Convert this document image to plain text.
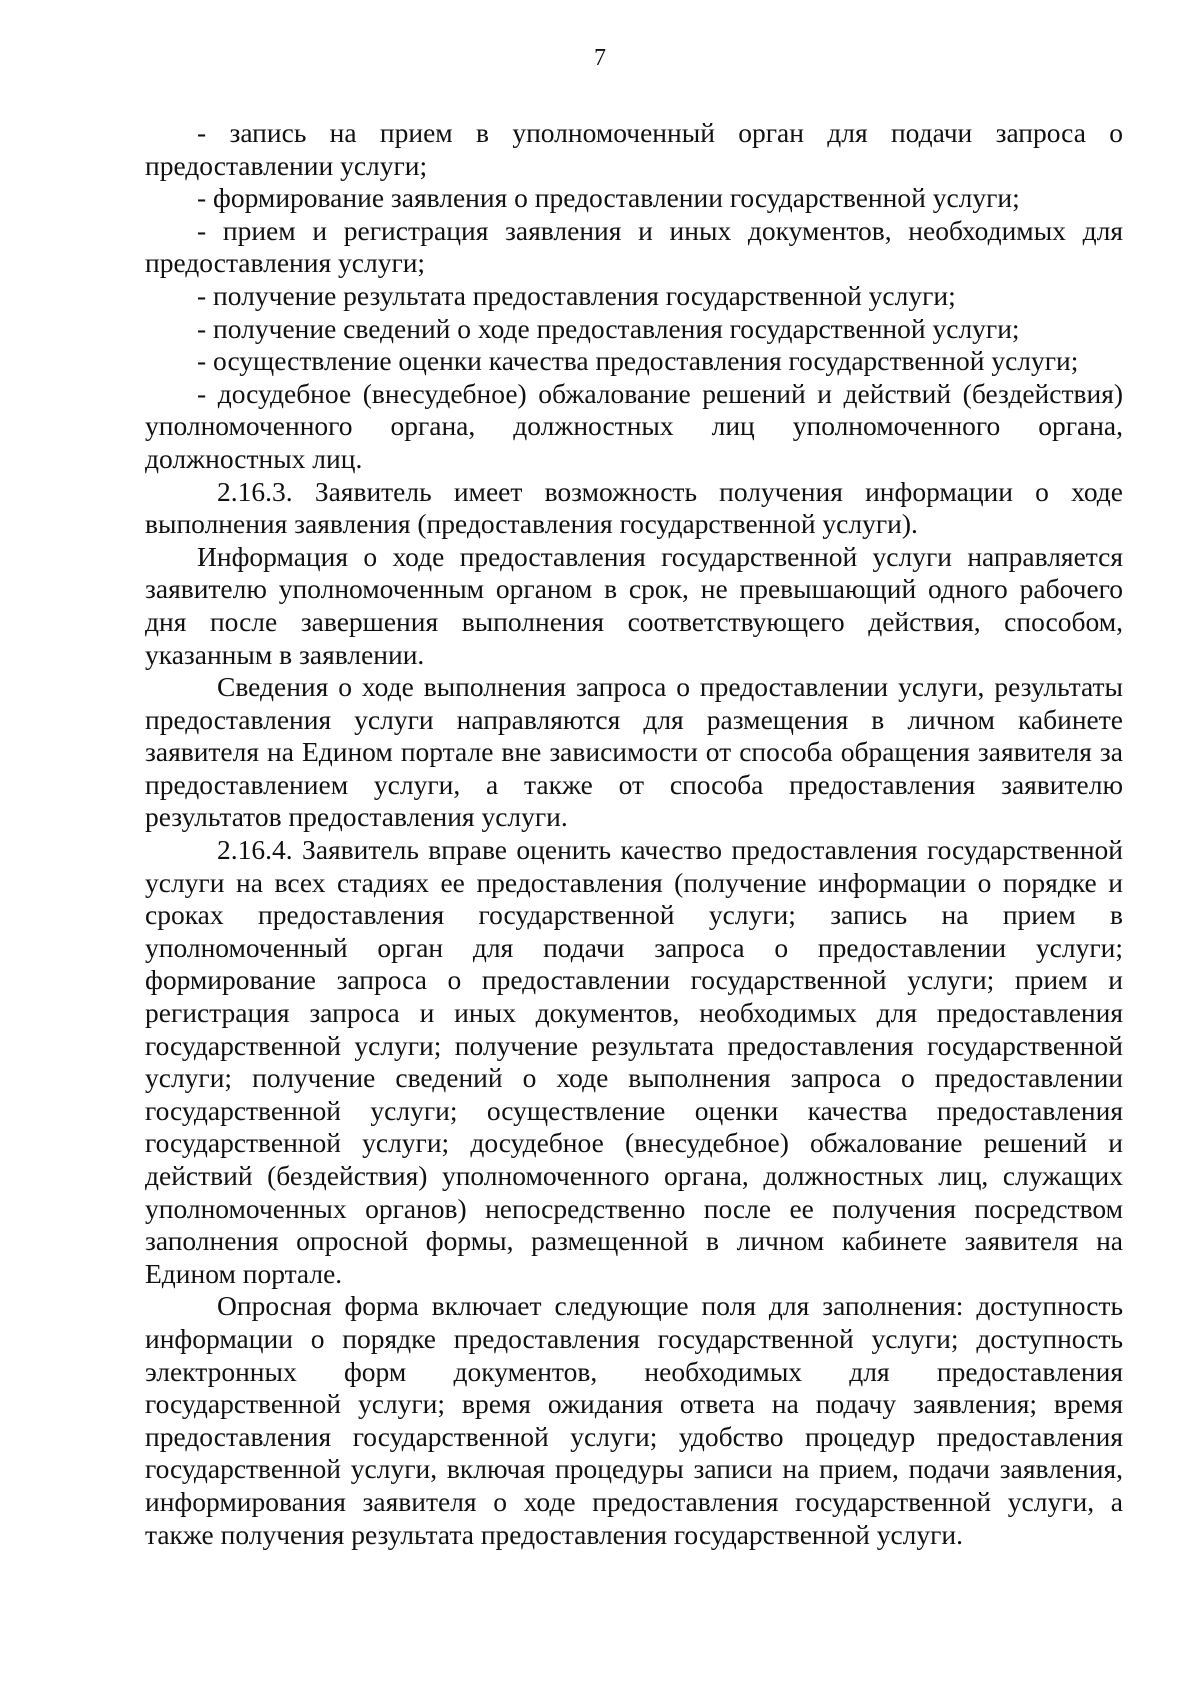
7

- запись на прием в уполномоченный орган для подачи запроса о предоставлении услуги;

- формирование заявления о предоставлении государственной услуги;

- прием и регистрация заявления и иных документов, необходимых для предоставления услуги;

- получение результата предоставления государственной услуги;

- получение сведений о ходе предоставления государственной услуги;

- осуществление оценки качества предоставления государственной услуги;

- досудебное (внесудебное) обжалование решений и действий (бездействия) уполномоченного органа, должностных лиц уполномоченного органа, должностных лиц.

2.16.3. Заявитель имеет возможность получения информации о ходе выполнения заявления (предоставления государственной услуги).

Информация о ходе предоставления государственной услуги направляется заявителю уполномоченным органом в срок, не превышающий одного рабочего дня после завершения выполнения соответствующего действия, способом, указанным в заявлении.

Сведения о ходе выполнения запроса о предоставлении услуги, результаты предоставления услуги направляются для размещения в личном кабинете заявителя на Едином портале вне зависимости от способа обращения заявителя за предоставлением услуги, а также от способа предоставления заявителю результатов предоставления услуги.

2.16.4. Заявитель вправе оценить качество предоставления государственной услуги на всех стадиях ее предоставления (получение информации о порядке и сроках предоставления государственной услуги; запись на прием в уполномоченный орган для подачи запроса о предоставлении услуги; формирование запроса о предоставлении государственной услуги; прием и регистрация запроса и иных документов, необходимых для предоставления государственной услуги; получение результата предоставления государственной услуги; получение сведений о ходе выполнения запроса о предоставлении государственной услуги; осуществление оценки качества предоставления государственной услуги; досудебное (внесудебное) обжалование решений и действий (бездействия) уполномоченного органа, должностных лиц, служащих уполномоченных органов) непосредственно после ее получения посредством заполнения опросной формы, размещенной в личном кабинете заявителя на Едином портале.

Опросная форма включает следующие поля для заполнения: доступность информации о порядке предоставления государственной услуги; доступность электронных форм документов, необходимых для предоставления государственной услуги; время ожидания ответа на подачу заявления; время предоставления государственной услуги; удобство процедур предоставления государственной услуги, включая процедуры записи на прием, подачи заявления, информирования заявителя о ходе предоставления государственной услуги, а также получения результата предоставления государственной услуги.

*****

» **Instructions to follow**: Without the pictures, restate all the entries above exactly.

» **Answer to the task**:
Convert this document image to plain text.
7

- запись на прием в уполномоченный орган для подачи запроса о предоставлении услуги;

- формирование заявления о предоставлении государственной услуги;

- прием и регистрация заявления и иных документов, необходимых для предоставления услуги;

- получение результата предоставления государственной услуги;

- получение сведений о ходе предоставления государственной услуги;

- осуществление оценки качества предоставления государственной услуги;

- досудебное (внесудебное) обжалование решений и действий (бездействия) уполномоченного органа, должностных лиц уполномоченного органа, должностных лиц.

2.16.3. Заявитель имеет возможность получения информации о ходе выполнения заявления (предоставления государственной услуги).

Информация о ходе предоставления государственной услуги направляется заявителю уполномоченным органом в срок, не превышающий одного рабочего дня после завершения выполнения соответствующего действия, способом, указанным в заявлении.

Сведения о ходе выполнения запроса о предоставлении услуги, результаты предоставления услуги направляются для размещения в личном кабинете заявителя на Едином портале вне зависимости от способа обращения заявителя за предоставлением услуги, а также от способа предоставления заявителю результатов предоставления услуги.

2.16.4. Заявитель вправе оценить качество предоставления государственной услуги на всех стадиях ее предоставления (получение информации о порядке и сроках предоставления государственной услуги; запись на прием в уполномоченный орган для подачи запроса о предоставлении услуги; формирование запроса о предоставлении государственной услуги; прием и регистрация запроса и иных документов, необходимых для предоставления государственной услуги; получение результата предоставления государственной услуги; получение сведений о ходе выполнения запроса о предоставлении государственной услуги; осуществление оценки качества предоставления государственной услуги; досудебное (внесудебное) обжалование решений и действий (бездействия) уполномоченного органа, должностных лиц, служащих уполномоченных органов) непосредственно после ее получения посредством заполнения опросной формы, размещенной в личном кабинете заявителя на Едином портале.

Опросная форма включает следующие поля для заполнения: доступность информации о порядке предоставления государственной услуги; доступность электронных форм документов, необходимых для предоставления государственной услуги; время ожидания ответа на подачу заявления; время предоставления государственной услуги; удобство процедур предоставления государственной услуги, включая процедуры записи на прием, подачи заявления, информирования заявителя о ходе предоставления государственной услуги, а также получения результата предоставления государственной услуги.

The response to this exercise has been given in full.